Aim of the task – Copy each line with the word "double" in it.

Figure content listings
--- --- ---
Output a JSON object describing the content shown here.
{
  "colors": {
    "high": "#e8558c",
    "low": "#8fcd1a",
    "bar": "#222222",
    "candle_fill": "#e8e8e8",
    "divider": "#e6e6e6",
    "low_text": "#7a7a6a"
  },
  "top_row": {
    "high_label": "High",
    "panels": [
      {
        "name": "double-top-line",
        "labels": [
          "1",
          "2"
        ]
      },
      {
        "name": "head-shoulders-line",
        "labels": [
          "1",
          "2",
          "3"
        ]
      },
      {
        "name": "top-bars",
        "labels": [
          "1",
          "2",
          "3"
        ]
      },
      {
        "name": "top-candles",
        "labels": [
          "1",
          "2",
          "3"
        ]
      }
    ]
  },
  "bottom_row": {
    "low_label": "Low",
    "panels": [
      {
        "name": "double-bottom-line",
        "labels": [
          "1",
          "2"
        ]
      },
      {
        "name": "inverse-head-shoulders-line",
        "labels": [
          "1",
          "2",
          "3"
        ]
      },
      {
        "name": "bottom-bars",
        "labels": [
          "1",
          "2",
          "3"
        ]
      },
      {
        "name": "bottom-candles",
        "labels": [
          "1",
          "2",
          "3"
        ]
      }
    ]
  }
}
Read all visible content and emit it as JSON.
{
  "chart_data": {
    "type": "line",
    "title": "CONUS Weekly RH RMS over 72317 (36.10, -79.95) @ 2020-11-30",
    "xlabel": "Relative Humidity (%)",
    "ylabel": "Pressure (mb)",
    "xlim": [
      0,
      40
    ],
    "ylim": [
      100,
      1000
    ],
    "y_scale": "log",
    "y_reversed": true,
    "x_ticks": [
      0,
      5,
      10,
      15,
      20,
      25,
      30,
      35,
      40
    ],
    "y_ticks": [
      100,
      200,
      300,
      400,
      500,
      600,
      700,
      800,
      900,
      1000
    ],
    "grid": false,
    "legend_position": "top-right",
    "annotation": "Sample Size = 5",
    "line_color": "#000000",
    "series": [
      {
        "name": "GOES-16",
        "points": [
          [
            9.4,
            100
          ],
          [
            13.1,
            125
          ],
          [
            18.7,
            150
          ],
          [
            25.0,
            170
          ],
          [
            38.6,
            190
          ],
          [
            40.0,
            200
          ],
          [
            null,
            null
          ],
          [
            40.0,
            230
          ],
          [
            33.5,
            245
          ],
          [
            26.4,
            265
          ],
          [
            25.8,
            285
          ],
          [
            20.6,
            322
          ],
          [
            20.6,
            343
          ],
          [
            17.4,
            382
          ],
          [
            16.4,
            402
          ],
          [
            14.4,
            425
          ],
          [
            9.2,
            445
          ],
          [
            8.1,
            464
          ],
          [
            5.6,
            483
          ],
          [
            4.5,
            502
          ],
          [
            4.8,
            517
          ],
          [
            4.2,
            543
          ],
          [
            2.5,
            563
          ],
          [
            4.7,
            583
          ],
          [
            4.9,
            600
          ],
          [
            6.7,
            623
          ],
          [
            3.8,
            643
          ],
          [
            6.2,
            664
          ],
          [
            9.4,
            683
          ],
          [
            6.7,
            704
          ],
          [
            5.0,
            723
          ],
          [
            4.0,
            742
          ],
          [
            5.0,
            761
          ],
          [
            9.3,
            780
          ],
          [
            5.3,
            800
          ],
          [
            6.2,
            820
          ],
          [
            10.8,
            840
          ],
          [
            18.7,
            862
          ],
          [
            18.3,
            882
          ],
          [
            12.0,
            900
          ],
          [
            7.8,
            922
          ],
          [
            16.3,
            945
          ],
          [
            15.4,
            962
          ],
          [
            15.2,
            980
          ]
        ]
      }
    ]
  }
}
--- --- ---
Reply –
        "name": "double-top-line",
        "name": "double-bottom-line",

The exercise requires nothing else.